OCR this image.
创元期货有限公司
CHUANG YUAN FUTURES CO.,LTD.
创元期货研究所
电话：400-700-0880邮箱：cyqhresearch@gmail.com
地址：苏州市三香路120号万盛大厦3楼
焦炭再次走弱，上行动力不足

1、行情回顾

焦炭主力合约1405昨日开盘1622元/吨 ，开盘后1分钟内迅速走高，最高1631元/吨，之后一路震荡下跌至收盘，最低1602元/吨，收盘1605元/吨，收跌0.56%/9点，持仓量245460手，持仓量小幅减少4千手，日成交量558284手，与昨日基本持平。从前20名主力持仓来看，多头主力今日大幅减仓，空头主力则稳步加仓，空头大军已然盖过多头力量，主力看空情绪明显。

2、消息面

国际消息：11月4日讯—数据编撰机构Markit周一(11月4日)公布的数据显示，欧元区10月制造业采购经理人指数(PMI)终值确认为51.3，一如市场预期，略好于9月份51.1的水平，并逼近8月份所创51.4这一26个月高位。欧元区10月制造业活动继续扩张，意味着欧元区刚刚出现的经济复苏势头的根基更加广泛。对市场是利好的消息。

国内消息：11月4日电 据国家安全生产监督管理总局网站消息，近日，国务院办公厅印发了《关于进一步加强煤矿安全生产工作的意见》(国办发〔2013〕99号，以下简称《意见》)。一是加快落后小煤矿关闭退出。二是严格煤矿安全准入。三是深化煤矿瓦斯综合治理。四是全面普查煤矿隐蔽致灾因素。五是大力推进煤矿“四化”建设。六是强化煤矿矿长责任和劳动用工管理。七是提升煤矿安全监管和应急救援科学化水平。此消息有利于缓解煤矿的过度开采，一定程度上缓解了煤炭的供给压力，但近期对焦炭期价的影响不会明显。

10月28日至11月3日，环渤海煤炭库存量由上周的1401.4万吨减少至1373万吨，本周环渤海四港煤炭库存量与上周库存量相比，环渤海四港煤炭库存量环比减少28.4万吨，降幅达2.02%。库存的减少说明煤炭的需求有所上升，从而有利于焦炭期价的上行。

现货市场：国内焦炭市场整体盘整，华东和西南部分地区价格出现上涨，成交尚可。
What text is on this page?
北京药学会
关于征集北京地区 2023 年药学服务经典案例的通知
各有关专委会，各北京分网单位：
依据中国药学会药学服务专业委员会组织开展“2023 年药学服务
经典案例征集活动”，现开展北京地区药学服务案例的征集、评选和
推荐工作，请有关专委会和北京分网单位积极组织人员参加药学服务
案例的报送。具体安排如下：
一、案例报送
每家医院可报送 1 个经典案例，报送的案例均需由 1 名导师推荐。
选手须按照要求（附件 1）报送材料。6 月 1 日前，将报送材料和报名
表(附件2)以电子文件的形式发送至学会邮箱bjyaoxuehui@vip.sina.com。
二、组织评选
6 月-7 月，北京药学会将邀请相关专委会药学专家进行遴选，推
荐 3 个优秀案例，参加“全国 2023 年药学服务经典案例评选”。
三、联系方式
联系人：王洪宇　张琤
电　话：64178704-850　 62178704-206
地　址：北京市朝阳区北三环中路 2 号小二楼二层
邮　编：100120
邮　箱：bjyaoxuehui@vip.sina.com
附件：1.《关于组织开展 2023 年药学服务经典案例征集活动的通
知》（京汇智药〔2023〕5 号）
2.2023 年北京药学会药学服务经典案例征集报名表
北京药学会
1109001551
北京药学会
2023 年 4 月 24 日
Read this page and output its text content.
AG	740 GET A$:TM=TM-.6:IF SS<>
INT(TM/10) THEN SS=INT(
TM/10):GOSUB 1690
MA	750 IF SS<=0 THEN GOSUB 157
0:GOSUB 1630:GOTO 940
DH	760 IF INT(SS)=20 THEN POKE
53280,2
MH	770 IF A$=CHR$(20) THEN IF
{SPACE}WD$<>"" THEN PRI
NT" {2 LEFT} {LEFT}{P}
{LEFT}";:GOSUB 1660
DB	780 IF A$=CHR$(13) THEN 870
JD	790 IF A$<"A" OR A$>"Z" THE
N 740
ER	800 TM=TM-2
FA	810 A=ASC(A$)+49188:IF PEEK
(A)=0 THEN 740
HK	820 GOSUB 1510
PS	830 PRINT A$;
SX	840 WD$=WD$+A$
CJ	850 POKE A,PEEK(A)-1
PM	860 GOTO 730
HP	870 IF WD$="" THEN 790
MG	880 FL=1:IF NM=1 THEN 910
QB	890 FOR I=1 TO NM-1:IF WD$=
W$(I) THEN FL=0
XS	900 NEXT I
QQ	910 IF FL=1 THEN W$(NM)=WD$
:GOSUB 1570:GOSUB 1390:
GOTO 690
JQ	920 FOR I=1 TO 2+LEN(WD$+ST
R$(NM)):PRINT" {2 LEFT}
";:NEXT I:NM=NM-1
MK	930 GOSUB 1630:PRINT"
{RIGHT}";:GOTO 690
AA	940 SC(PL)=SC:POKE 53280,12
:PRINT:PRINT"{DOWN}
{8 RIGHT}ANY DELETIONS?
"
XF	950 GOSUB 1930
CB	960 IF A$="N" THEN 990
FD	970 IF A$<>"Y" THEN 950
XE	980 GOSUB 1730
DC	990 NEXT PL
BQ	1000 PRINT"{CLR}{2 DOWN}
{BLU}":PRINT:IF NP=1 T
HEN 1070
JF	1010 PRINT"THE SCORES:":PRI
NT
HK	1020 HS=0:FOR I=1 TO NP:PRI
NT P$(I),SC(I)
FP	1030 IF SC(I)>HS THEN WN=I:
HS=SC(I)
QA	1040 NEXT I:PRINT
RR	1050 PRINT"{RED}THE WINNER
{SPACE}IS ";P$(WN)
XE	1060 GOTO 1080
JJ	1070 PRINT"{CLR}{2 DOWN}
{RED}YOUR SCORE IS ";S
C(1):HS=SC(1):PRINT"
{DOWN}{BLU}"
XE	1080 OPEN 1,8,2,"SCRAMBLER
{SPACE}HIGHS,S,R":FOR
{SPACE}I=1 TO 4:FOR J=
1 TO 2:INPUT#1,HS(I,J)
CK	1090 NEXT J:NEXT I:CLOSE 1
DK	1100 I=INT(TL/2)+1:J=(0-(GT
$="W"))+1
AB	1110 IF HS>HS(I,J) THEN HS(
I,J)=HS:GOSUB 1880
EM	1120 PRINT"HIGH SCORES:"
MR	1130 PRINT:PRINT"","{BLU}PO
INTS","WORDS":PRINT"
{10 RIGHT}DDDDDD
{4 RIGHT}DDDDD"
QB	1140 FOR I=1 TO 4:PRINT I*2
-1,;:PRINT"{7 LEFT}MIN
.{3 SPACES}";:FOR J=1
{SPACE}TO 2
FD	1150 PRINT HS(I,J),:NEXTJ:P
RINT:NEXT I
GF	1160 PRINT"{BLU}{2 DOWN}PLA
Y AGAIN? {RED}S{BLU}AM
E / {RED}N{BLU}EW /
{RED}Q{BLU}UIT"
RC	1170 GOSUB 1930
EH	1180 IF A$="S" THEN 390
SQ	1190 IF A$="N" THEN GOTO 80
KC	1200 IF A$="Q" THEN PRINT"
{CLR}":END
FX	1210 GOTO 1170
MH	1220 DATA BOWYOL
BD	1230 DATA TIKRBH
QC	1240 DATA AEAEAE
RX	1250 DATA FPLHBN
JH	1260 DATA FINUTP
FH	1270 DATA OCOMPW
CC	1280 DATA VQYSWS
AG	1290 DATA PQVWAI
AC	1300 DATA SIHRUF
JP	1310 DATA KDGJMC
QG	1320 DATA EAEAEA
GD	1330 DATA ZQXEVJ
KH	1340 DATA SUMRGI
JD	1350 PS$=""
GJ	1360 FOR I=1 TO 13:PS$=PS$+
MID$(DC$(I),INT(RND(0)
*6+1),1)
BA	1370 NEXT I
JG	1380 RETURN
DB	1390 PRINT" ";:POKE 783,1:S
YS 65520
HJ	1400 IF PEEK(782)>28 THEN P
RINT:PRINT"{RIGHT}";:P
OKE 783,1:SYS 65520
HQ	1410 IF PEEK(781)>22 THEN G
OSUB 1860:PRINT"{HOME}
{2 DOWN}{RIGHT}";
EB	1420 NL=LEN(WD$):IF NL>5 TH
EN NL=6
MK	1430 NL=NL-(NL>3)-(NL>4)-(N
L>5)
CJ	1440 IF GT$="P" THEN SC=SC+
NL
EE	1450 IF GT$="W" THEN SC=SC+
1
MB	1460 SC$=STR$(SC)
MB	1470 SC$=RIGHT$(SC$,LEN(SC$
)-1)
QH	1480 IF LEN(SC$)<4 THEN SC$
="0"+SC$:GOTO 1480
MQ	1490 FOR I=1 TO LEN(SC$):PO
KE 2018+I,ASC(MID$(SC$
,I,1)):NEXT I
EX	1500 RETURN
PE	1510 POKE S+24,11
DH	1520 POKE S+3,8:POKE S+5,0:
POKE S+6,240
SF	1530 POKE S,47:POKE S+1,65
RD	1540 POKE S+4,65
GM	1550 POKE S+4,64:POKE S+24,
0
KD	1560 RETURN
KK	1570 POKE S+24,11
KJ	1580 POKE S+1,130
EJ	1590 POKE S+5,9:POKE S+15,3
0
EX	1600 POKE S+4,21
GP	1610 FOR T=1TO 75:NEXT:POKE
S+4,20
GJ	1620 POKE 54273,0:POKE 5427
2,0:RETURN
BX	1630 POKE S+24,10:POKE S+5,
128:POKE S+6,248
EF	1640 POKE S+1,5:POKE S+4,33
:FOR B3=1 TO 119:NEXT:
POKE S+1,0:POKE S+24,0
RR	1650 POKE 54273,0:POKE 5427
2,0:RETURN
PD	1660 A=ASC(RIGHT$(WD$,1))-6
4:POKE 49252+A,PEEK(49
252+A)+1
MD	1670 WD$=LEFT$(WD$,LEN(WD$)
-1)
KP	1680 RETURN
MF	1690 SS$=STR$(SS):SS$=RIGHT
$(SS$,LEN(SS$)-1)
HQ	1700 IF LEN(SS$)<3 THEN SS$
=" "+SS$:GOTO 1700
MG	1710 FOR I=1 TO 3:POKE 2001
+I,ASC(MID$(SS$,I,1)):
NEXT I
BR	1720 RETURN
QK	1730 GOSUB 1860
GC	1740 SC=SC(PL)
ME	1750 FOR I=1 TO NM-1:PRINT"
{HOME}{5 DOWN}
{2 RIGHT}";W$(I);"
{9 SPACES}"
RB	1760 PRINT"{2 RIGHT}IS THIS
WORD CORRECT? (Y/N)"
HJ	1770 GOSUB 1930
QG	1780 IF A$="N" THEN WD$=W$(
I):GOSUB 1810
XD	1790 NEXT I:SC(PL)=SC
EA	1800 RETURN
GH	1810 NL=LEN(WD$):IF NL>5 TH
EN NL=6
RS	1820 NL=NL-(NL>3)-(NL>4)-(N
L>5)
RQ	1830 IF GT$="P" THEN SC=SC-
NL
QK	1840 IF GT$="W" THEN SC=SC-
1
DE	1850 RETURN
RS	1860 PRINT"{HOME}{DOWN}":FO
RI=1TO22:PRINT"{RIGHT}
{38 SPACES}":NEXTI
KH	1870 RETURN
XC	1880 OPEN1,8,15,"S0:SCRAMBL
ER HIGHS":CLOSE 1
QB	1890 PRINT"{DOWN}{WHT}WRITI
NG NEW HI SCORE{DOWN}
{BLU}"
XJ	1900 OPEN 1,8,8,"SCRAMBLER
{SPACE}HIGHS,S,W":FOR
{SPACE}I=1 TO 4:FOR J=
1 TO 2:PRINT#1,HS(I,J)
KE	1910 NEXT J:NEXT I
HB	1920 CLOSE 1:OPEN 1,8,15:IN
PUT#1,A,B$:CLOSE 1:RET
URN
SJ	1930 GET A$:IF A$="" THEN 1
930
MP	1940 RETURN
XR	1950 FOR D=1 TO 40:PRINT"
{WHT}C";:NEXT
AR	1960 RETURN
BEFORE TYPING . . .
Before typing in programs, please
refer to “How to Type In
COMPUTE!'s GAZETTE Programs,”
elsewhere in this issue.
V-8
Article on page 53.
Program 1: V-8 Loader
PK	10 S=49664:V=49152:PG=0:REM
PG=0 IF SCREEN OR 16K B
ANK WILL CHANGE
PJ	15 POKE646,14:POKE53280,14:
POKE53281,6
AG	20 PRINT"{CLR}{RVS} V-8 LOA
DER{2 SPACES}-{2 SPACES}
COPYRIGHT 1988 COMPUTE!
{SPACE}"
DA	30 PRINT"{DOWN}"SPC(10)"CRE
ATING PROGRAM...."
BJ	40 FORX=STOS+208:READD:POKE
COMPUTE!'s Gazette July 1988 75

══════════

Using the records above, find and show each line with the string "DOWN".

Exercise result
:PRINT:PRINT"{DOWN}
BQ	1000 PRINT"{CLR}{2 DOWN}
JJ	1070 PRINT"{CLR}{2 DOWN}
{DOWN}{BLU}"
GF	1160 PRINT"{BLU}{2 DOWN}PLA
{2 DOWN}{RIGHT}";
{HOME}{5 DOWN}
RS	1860 PRINT"{HOME}{DOWN}":FO
QB	1890 PRINT"{DOWN}{WHT}WRITI
NG NEW HI SCORE{DOWN}
DA	30 PRINT"{DOWN}"SPC(10)"CRE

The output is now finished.